Records from a collection
________________________

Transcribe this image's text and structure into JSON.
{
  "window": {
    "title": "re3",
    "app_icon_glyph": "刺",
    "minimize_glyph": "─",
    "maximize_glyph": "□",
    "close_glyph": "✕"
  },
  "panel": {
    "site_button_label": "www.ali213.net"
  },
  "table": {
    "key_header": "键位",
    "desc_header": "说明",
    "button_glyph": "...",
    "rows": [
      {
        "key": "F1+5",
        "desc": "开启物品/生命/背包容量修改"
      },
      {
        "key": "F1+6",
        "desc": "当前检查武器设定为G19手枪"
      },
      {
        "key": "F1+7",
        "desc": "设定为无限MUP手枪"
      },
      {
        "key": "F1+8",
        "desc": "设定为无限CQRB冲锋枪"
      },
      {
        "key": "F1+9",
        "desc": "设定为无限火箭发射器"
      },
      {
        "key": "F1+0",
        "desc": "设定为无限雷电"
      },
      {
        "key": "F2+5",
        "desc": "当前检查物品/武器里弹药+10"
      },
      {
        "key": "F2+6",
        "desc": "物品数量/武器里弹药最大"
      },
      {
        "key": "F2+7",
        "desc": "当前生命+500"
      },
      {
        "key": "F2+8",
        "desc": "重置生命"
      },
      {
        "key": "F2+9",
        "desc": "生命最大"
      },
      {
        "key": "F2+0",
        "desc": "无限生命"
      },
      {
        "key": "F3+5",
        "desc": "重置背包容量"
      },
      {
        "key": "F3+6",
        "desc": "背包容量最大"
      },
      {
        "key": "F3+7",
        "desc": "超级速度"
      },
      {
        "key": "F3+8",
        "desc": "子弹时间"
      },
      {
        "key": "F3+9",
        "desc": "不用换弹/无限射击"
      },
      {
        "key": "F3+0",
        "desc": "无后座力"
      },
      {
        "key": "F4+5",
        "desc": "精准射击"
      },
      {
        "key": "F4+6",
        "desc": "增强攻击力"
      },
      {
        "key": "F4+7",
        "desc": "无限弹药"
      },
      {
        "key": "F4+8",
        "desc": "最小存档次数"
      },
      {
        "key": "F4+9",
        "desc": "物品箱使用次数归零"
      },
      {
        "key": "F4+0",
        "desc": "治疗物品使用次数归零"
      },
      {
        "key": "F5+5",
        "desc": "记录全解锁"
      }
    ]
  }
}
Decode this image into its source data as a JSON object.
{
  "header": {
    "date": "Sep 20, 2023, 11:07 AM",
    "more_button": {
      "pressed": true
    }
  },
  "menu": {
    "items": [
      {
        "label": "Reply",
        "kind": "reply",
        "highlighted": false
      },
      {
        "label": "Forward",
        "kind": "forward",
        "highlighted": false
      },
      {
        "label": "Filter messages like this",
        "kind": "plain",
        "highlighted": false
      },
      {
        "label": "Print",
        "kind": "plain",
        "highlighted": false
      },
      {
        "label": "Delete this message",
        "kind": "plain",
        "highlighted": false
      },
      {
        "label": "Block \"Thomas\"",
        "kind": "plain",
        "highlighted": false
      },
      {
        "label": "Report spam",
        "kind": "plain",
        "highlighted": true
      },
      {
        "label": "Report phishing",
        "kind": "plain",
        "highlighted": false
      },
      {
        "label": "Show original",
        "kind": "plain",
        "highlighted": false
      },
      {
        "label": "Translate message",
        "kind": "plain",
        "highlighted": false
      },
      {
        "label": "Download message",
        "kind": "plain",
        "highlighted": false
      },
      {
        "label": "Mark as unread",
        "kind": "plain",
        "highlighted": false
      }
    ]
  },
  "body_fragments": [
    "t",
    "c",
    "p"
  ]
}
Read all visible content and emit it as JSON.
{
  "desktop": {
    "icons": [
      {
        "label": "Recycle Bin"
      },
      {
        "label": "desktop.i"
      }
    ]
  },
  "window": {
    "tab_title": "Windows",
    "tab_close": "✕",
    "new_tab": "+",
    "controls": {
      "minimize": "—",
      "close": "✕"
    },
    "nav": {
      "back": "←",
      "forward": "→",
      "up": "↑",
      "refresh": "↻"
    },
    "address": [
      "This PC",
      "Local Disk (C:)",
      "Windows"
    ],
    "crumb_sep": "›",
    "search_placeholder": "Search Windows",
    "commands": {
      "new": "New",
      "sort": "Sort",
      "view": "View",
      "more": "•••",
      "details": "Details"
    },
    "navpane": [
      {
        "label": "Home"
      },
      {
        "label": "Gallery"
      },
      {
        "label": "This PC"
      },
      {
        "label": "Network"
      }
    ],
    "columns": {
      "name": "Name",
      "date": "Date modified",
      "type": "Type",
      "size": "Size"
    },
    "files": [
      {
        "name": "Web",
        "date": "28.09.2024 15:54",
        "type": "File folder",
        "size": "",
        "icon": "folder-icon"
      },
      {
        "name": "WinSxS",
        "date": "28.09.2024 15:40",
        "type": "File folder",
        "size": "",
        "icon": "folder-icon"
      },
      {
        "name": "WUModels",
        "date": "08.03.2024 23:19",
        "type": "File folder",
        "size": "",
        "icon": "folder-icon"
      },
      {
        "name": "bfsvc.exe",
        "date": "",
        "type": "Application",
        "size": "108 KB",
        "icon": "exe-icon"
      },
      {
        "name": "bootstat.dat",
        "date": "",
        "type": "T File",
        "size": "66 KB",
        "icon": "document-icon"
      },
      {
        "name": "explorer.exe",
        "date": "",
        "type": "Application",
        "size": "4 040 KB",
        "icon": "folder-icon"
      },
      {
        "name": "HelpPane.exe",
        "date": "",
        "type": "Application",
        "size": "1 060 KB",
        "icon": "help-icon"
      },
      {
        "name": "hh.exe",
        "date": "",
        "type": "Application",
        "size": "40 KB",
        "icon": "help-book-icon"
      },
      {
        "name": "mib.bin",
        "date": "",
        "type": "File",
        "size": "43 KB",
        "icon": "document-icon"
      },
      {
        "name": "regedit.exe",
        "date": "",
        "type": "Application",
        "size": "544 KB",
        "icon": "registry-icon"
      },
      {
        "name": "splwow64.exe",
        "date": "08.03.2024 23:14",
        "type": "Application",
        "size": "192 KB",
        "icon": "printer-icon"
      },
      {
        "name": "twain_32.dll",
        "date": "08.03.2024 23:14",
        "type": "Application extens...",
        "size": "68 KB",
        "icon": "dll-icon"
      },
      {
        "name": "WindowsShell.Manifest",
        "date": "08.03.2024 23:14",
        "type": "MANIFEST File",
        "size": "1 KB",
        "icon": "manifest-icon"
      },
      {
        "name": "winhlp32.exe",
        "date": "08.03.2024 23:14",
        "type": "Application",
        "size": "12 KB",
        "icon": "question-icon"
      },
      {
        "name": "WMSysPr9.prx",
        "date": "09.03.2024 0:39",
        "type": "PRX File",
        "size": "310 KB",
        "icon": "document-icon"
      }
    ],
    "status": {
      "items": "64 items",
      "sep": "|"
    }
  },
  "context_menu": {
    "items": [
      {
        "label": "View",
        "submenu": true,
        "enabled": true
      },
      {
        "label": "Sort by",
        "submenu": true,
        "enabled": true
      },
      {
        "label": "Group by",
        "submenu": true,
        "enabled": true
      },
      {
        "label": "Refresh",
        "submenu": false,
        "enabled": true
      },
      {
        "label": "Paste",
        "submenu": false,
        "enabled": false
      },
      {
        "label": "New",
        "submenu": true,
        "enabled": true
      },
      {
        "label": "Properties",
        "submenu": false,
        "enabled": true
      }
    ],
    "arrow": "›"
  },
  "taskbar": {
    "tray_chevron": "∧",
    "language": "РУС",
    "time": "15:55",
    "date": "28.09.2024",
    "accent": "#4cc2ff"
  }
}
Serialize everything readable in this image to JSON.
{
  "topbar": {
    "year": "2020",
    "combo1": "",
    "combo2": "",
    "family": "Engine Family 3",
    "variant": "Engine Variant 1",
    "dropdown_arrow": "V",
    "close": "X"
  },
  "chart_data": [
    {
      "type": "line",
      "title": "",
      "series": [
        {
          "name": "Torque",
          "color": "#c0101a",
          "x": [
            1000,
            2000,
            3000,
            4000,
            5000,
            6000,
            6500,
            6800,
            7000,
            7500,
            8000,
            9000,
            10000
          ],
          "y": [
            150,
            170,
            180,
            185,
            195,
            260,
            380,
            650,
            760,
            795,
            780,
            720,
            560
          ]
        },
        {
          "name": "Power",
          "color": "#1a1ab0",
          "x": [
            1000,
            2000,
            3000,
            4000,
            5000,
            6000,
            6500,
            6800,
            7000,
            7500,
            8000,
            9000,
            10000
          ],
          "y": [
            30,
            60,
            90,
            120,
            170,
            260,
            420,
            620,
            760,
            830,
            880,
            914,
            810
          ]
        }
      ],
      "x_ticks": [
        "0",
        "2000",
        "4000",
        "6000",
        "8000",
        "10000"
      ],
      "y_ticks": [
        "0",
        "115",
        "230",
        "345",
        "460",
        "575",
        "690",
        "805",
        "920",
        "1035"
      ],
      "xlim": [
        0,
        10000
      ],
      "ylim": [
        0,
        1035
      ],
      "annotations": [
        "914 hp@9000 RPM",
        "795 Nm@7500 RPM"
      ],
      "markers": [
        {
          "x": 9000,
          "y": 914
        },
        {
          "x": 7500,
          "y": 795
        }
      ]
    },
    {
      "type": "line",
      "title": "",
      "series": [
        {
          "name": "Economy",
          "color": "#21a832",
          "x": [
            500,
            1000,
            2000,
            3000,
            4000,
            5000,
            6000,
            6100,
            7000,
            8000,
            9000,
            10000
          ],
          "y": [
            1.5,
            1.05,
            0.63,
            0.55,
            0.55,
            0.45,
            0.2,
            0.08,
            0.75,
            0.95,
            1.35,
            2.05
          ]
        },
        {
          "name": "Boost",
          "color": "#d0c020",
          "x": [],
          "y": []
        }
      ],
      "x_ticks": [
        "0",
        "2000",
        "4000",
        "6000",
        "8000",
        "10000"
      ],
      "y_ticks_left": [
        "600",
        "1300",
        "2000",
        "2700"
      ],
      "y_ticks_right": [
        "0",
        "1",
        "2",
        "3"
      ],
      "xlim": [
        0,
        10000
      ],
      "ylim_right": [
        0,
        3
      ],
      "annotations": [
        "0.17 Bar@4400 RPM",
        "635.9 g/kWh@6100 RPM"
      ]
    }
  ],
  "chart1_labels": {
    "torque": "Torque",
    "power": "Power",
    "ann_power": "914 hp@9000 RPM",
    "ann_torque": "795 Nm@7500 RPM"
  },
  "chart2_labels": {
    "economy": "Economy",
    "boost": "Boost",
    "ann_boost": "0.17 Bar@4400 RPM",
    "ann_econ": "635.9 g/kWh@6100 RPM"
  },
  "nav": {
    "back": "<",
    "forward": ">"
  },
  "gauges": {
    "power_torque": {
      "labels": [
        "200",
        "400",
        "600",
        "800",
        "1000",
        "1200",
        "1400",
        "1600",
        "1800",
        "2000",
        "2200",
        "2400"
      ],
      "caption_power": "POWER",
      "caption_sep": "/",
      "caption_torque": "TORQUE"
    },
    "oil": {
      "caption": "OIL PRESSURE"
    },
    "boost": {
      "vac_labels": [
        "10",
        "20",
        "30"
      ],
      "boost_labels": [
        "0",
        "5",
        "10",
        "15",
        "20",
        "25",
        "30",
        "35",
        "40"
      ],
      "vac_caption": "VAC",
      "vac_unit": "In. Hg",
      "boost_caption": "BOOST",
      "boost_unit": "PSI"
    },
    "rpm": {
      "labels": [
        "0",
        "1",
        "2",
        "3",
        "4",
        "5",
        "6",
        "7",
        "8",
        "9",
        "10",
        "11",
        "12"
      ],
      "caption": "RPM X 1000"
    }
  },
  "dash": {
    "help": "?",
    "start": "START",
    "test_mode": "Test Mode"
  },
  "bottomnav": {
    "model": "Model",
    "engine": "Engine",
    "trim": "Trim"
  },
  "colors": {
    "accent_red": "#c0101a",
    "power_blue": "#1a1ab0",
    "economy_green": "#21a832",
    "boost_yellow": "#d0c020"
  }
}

________________________

EXERCISE REQUIREMENTS: Check each line above for the string "image" and report how many lines have it, giving only the number.

FULL SOLUTION: 3